[START OF Information provided]

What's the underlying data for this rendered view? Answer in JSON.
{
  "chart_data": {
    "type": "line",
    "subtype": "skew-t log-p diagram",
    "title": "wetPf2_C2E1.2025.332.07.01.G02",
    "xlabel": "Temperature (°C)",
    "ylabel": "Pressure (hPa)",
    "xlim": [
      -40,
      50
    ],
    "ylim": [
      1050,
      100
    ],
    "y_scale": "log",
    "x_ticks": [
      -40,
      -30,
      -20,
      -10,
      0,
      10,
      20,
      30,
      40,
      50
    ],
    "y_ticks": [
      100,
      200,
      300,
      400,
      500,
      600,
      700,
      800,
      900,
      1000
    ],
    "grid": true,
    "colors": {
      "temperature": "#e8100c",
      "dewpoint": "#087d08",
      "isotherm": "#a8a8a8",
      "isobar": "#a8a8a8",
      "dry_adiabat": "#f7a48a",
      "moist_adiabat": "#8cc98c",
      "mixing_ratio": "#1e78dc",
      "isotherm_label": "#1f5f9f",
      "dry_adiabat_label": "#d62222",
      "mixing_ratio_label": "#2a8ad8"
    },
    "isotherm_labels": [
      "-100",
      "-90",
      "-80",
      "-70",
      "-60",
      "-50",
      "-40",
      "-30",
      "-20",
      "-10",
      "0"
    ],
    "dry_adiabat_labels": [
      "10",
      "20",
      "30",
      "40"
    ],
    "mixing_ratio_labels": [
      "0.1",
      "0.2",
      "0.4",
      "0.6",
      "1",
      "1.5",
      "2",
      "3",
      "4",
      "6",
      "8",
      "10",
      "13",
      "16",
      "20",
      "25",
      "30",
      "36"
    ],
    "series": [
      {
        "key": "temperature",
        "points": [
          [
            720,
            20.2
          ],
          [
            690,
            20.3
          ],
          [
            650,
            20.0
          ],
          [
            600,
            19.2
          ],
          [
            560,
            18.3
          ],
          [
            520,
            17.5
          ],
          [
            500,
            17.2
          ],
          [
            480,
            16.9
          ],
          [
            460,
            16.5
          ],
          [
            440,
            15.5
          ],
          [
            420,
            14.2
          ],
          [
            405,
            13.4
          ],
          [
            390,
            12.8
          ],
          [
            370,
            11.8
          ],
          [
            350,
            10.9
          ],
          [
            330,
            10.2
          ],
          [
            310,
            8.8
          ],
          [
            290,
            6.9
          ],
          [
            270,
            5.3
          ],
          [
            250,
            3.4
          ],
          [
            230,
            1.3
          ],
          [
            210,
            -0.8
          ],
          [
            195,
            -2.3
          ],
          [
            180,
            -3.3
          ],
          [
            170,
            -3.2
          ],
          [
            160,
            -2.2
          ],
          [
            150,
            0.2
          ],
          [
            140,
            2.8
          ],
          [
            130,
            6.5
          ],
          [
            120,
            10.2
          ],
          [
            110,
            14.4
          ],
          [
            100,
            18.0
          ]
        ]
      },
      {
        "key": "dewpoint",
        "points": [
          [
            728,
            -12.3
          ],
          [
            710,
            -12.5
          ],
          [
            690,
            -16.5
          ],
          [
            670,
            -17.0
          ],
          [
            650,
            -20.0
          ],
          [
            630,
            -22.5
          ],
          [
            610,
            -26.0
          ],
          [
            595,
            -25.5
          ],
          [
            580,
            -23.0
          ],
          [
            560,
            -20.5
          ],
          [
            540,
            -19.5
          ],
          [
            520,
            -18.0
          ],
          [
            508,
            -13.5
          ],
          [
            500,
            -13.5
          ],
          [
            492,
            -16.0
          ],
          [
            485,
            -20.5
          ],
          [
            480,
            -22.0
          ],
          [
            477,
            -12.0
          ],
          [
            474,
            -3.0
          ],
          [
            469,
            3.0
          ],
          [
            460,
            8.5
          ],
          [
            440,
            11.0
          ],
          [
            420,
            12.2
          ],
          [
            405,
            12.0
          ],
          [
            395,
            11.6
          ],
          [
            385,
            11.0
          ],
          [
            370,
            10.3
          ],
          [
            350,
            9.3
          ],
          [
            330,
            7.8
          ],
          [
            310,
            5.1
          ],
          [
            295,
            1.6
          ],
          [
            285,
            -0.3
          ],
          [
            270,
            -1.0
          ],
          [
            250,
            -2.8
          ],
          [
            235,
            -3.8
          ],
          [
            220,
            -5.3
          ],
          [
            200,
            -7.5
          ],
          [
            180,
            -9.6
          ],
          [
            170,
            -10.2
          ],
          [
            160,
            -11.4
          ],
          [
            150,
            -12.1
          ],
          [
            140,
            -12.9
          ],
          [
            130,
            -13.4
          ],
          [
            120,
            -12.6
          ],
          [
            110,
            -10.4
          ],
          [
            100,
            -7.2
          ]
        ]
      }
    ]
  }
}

[END OF Information provided]

The request
Each record must be returned exactly as it is written.

Output of the task
What's the underlying data for this rendered view? Answer in JSON.
{
  "chart_data": {
    "type": "line",
    "subtype": "skew-t log-p diagram",
    "title": "wetPf2_C2E1.2025.332.07.01.G02",
    "xlabel": "Temperature (°C)",
    "ylabel": "Pressure (hPa)",
    "xlim": [
      -40,
      50
    ],
    "ylim": [
      1050,
      100
    ],
    "y_scale": "log",
    "x_ticks": [
      -40,
      -30,
      -20,
      -10,
      0,
      10,
      20,
      30,
      40,
      50
    ],
    "y_ticks": [
      100,
      200,
      300,
      400,
      500,
      600,
      700,
      800,
      900,
      1000
    ],
    "grid": true,
    "colors": {
      "temperature": "#e8100c",
      "dewpoint": "#087d08",
      "isotherm": "#a8a8a8",
      "isobar": "#a8a8a8",
      "dry_adiabat": "#f7a48a",
      "moist_adiabat": "#8cc98c",
      "mixing_ratio": "#1e78dc",
      "isotherm_label": "#1f5f9f",
      "dry_adiabat_label": "#d62222",
      "mixing_ratio_label": "#2a8ad8"
    },
    "isotherm_labels": [
      "-100",
      "-90",
      "-80",
      "-70",
      "-60",
      "-50",
      "-40",
      "-30",
      "-20",
      "-10",
      "0"
    ],
    "dry_adiabat_labels": [
      "10",
      "20",
      "30",
      "40"
    ],
    "mixing_ratio_labels": [
      "0.1",
      "0.2",
      "0.4",
      "0.6",
      "1",
      "1.5",
      "2",
      "3",
      "4",
      "6",
      "8",
      "10",
      "13",
      "16",
      "20",
      "25",
      "30",
      "36"
    ],
    "series": [
      {
        "key": "temperature",
        "points": [
          [
            720,
            20.2
          ],
          [
            690,
            20.3
          ],
          [
            650,
            20.0
          ],
          [
            600,
            19.2
          ],
          [
            560,
            18.3
          ],
          [
            520,
            17.5
          ],
          [
            500,
            17.2
          ],
          [
            480,
            16.9
          ],
          [
            460,
            16.5
          ],
          [
            440,
            15.5
          ],
          [
            420,
            14.2
          ],
          [
            405,
            13.4
          ],
          [
            390,
            12.8
          ],
          [
            370,
            11.8
          ],
          [
            350,
            10.9
          ],
          [
            330,
            10.2
          ],
          [
            310,
            8.8
          ],
          [
            290,
            6.9
          ],
          [
            270,
            5.3
          ],
          [
            250,
            3.4
          ],
          [
            230,
            1.3
          ],
          [
            210,
            -0.8
          ],
          [
            195,
            -2.3
          ],
          [
            180,
            -3.3
          ],
          [
            170,
            -3.2
          ],
          [
            160,
            -2.2
          ],
          [
            150,
            0.2
          ],
          [
            140,
            2.8
          ],
          [
            130,
            6.5
          ],
          [
            120,
            10.2
          ],
          [
            110,
            14.4
          ],
          [
            100,
            18.0
          ]
        ]
      },
      {
        "key": "dewpoint",
        "points": [
          [
            728,
            -12.3
          ],
          [
            710,
            -12.5
          ],
          [
            690,
            -16.5
          ],
          [
            670,
            -17.0
          ],
          [
            650,
            -20.0
          ],
          [
            630,
            -22.5
          ],
          [
            610,
            -26.0
          ],
          [
            595,
            -25.5
          ],
          [
            580,
            -23.0
          ],
          [
            560,
            -20.5
          ],
          [
            540,
            -19.5
          ],
          [
            520,
            -18.0
          ],
          [
            508,
            -13.5
          ],
          [
            500,
            -13.5
          ],
          [
            492,
            -16.0
          ],
          [
            485,
            -20.5
          ],
          [
            480,
            -22.0
          ],
          [
            477,
            -12.0
          ],
          [
            474,
            -3.0
          ],
          [
            469,
            3.0
          ],
          [
            460,
            8.5
          ],
          [
            440,
            11.0
          ],
          [
            420,
            12.2
          ],
          [
            405,
            12.0
          ],
          [
            395,
            11.6
          ],
          [
            385,
            11.0
          ],
          [
            370,
            10.3
          ],
          [
            350,
            9.3
          ],
          [
            330,
            7.8
          ],
          [
            310,
            5.1
          ],
          [
            295,
            1.6
          ],
          [
            285,
            -0.3
          ],
          [
            270,
            -1.0
          ],
          [
            250,
            -2.8
          ],
          [
            235,
            -3.8
          ],
          [
            220,
            -5.3
          ],
          [
            200,
            -7.5
          ],
          [
            180,
            -9.6
          ],
          [
            170,
            -10.2
          ],
          [
            160,
            -11.4
          ],
          [
            150,
            -12.1
          ],
          [
            140,
            -12.9
          ],
          [
            130,
            -13.4
          ],
          [
            120,
            -12.6
          ],
          [
            110,
            -10.4
          ],
          [
            100,
            -7.2
          ]
        ]
      }
    ]
  }
}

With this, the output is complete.